(Records that describe figures)
########

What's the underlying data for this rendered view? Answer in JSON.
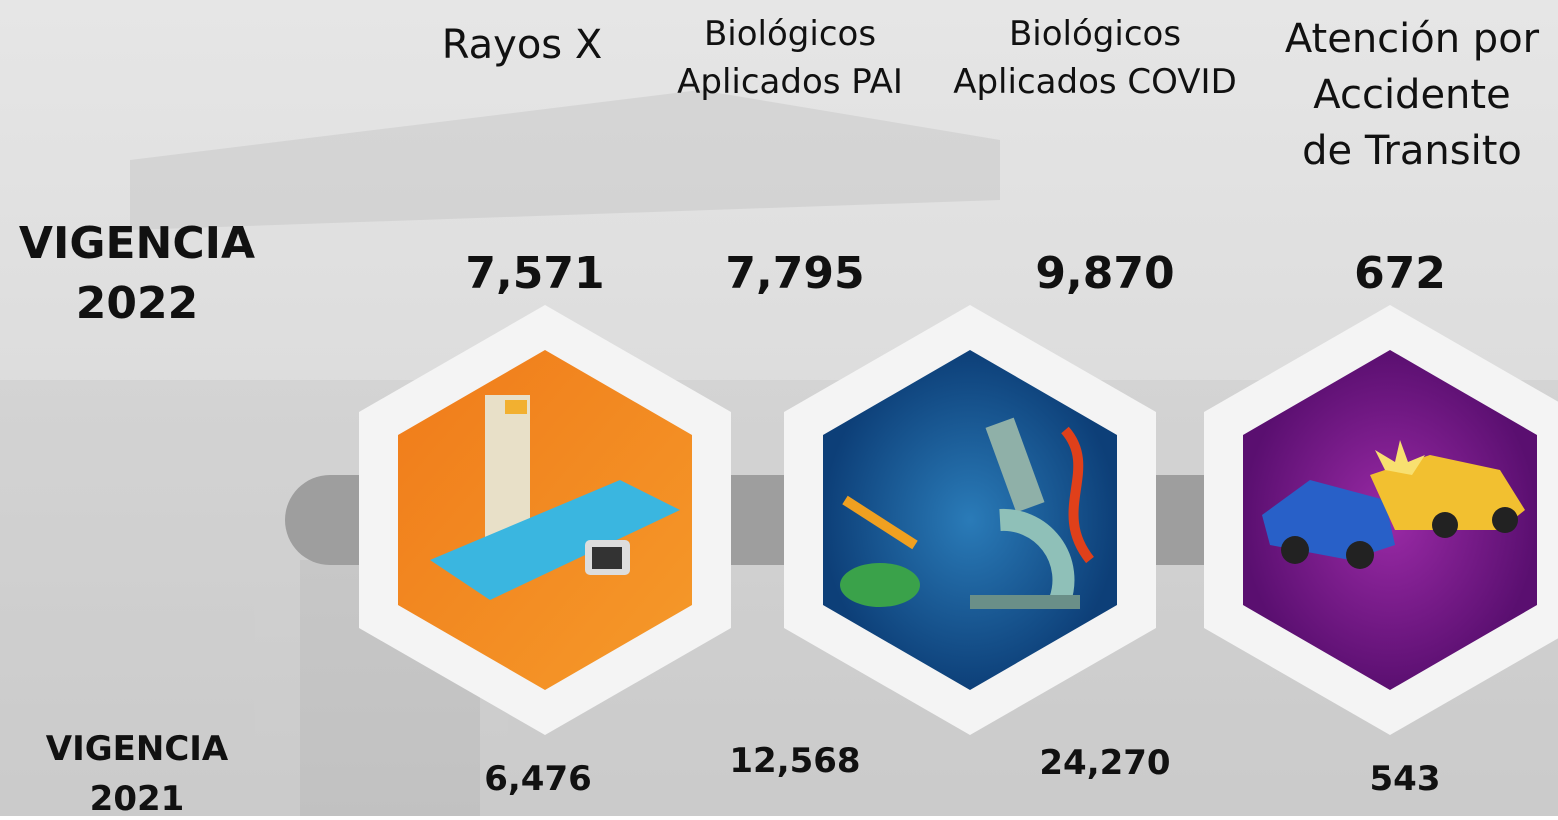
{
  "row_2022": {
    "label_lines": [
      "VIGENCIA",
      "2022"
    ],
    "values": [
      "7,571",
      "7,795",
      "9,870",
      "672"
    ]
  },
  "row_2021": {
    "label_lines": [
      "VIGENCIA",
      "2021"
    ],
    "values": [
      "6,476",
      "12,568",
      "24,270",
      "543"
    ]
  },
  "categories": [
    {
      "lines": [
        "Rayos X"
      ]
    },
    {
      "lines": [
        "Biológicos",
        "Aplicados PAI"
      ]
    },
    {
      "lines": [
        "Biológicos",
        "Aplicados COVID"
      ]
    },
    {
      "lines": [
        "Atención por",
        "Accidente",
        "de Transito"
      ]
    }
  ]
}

########

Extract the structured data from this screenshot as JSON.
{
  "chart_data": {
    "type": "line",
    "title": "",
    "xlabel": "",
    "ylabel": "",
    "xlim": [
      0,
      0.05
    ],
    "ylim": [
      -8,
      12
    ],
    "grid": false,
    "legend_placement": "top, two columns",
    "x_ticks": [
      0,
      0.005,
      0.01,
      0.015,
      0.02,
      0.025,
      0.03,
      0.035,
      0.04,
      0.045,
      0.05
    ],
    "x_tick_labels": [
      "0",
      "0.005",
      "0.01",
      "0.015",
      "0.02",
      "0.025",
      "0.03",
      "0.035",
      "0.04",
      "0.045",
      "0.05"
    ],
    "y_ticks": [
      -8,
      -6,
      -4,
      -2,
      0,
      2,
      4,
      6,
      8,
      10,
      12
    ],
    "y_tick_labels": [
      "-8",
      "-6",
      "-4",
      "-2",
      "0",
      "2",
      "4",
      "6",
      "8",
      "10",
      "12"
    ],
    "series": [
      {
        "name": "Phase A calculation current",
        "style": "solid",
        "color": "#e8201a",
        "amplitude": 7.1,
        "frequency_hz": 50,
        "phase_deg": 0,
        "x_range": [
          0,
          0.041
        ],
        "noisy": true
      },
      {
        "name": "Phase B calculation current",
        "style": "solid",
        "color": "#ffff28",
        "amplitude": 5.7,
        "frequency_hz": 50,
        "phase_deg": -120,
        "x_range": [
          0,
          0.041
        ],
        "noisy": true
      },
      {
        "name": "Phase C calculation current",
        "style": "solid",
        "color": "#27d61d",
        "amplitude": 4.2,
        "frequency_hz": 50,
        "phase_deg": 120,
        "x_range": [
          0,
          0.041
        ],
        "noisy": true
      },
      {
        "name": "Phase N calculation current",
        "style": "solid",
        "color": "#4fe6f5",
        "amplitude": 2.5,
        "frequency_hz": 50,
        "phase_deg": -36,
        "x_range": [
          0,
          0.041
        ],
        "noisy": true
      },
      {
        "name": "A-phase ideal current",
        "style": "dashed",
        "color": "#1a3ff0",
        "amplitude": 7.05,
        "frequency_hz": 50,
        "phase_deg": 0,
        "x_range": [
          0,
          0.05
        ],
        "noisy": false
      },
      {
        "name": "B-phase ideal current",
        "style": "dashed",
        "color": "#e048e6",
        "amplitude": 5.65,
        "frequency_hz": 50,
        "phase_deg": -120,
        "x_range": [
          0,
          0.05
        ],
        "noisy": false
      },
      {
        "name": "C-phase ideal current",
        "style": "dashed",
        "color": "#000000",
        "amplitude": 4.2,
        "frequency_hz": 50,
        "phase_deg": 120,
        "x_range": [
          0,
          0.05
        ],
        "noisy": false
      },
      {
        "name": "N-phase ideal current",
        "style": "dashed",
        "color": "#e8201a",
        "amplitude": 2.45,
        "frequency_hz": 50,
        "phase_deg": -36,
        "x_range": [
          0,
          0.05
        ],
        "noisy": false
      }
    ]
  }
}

########

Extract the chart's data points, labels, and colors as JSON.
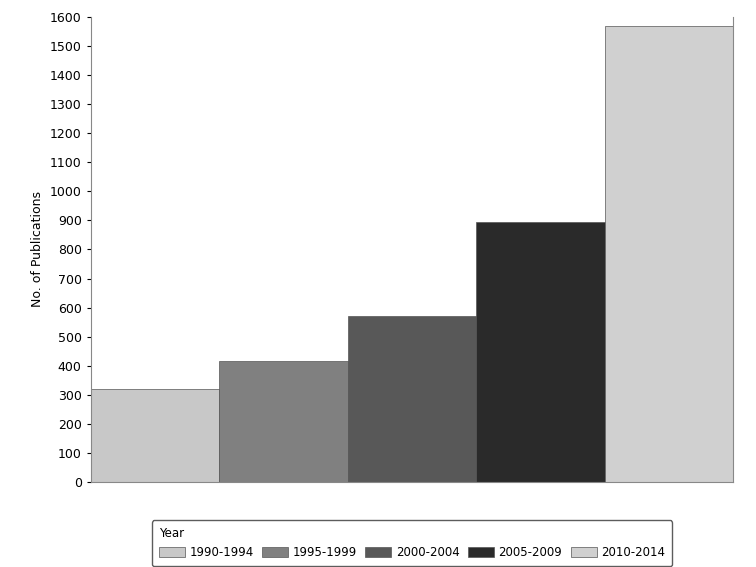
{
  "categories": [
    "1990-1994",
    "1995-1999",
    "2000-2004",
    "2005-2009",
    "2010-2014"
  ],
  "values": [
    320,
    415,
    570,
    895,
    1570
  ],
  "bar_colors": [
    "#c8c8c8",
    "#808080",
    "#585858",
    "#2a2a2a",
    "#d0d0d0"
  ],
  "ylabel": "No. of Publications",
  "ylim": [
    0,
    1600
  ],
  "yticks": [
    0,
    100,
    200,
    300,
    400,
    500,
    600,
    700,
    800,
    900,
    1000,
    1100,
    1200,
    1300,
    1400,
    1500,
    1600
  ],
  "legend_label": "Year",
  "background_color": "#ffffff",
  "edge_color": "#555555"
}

########

_YOUR INSTRUCTIONS_.
Copy all lines from the data that hold the word "JSON".

_EXERCISE ANSWER_.
What's the underlying data for this rendered view? Answer in JSON.
Extract the structured data from this screenshot as JSON.
Extract the chart's data points, labels, and colors as JSON.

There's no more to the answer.